BEGIN Input

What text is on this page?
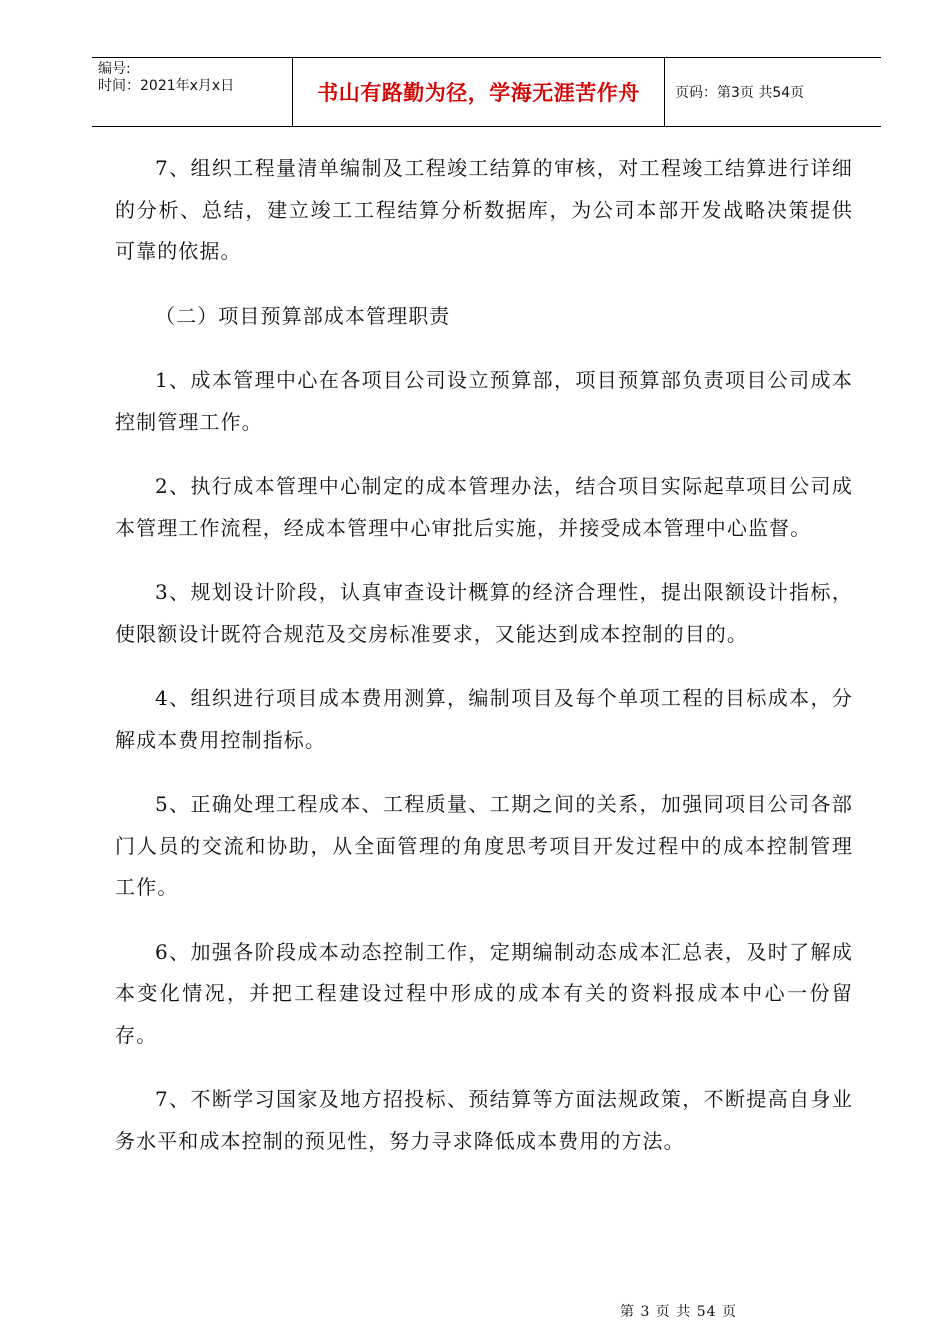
编号:
时间：2021年x月x日	书山有路勤为径，学海无涯苦作舟	页码：第3页 共54页

7、组织工程量清单编制及工程竣工结算的审核，对工程竣工结算进行详细的分析、总结，建立竣工工程结算分析数据库，为公司本部开发战略决策提供可靠的依据。

（二）项目预算部成本管理职责

1、成本管理中心在各项目公司设立预算部，项目预算部负责项目公司成本控制管理工作。

2、执行成本管理中心制定的成本管理办法，结合项目实际起草项目公司成本管理工作流程，经成本管理中心审批后实施，并接受成本管理中心监督。

3、规划设计阶段，认真审查设计概算的经济合理性，提出限额设计指标，使限额设计既符合规范及交房标准要求，又能达到成本控制的目的。

4、组织进行项目成本费用测算，编制项目及每个单项工程的目标成本，分解成本费用控制指标。

5、正确处理工程成本、工程质量、工期之间的关系，加强同项目公司各部门人员的交流和协助，从全面管理的角度思考项目开发过程中的成本控制管理工作。

6、加强各阶段成本动态控制工作，定期编制动态成本汇总表，及时了解成本变化情况，并把工程建设过程中形成的成本有关的资料报成本中心一份留存。

7、不断学习国家及地方招投标、预结算等方面法规政策，不断提高自身业务水平和成本控制的预见性，努力寻求降低成本费用的方法。

第 3 页 共 54 页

END Input

Aim >> Copy the data exactly. Any picture it contains is to be omitted.

Answer to this exercise >>
What text is on this page?
编号:
时间：2021年x月x日	书山有路勤为径，学海无涯苦作舟	页码：第3页 共54页

7、组织工程量清单编制及工程竣工结算的审核，对工程竣工结算进行详细的分析、总结，建立竣工工程结算分析数据库，为公司本部开发战略决策提供可靠的依据。

（二）项目预算部成本管理职责

1、成本管理中心在各项目公司设立预算部，项目预算部负责项目公司成本控制管理工作。

2、执行成本管理中心制定的成本管理办法，结合项目实际起草项目公司成本管理工作流程，经成本管理中心审批后实施，并接受成本管理中心监督。

3、规划设计阶段，认真审查设计概算的经济合理性，提出限额设计指标，使限额设计既符合规范及交房标准要求，又能达到成本控制的目的。

4、组织进行项目成本费用测算，编制项目及每个单项工程的目标成本，分解成本费用控制指标。

5、正确处理工程成本、工程质量、工期之间的关系，加强同项目公司各部门人员的交流和协助，从全面管理的角度思考项目开发过程中的成本控制管理工作。

6、加强各阶段成本动态控制工作，定期编制动态成本汇总表，及时了解成本变化情况，并把工程建设过程中形成的成本有关的资料报成本中心一份留存。

7、不断学习国家及地方招投标、预结算等方面法规政策，不断提高自身业务水平和成本控制的预见性，努力寻求降低成本费用的方法。

第 3 页 共 54 页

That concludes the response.